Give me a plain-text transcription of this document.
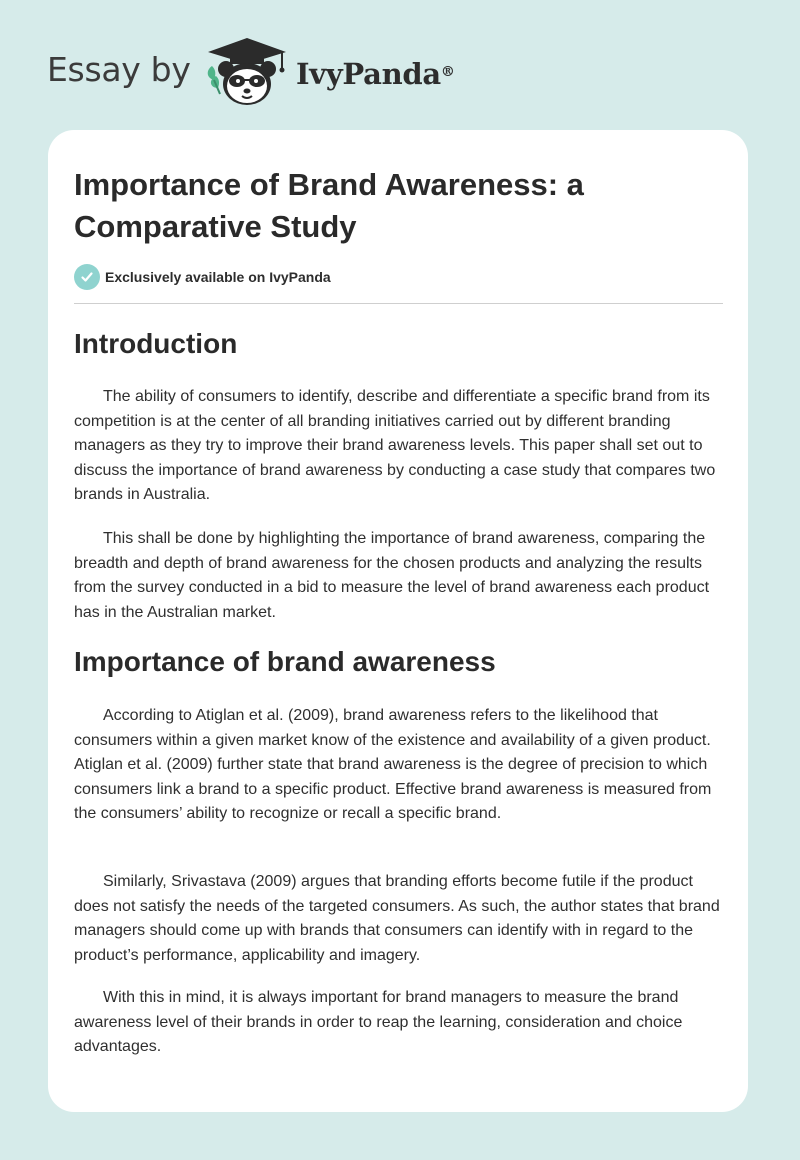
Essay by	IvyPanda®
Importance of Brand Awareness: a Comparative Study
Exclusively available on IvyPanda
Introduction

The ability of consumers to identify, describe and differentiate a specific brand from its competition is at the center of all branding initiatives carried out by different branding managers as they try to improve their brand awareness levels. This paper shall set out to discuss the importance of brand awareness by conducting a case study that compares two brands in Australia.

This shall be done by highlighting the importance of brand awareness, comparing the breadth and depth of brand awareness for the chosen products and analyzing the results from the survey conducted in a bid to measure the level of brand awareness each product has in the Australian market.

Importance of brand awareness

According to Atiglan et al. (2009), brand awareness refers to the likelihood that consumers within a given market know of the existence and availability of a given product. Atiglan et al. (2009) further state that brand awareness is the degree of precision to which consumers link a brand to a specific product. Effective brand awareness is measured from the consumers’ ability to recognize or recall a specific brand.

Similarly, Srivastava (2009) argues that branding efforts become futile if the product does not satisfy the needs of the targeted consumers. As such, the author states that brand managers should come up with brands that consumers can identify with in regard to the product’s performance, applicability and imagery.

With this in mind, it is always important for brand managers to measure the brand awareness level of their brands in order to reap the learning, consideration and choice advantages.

Task details:
Copy every line of the data exactly as written, excluding the pictures.

Task answer:
Give me a plain-text transcription of this document.
Essay by	IvyPanda®
Importance of Brand Awareness: a Comparative Study
Exclusively available on IvyPanda
Introduction

The ability of consumers to identify, describe and differentiate a specific brand from its competition is at the center of all branding initiatives carried out by different branding managers as they try to improve their brand awareness levels. This paper shall set out to discuss the importance of brand awareness by conducting a case study that compares two brands in Australia.

This shall be done by highlighting the importance of brand awareness, comparing the breadth and depth of brand awareness for the chosen products and analyzing the results from the survey conducted in a bid to measure the level of brand awareness each product has in the Australian market.

Importance of brand awareness

According to Atiglan et al. (2009), brand awareness refers to the likelihood that consumers within a given market know of the existence and availability of a given product. Atiglan et al. (2009) further state that brand awareness is the degree of precision to which consumers link a brand to a specific product. Effective brand awareness is measured from the consumers’ ability to recognize or recall a specific brand.

Similarly, Srivastava (2009) argues that branding efforts become futile if the product does not satisfy the needs of the targeted consumers. As such, the author states that brand managers should come up with brands that consumers can identify with in regard to the product’s performance, applicability and imagery.

With this in mind, it is always important for brand managers to measure the brand awareness level of their brands in order to reap the learning, consideration and choice advantages.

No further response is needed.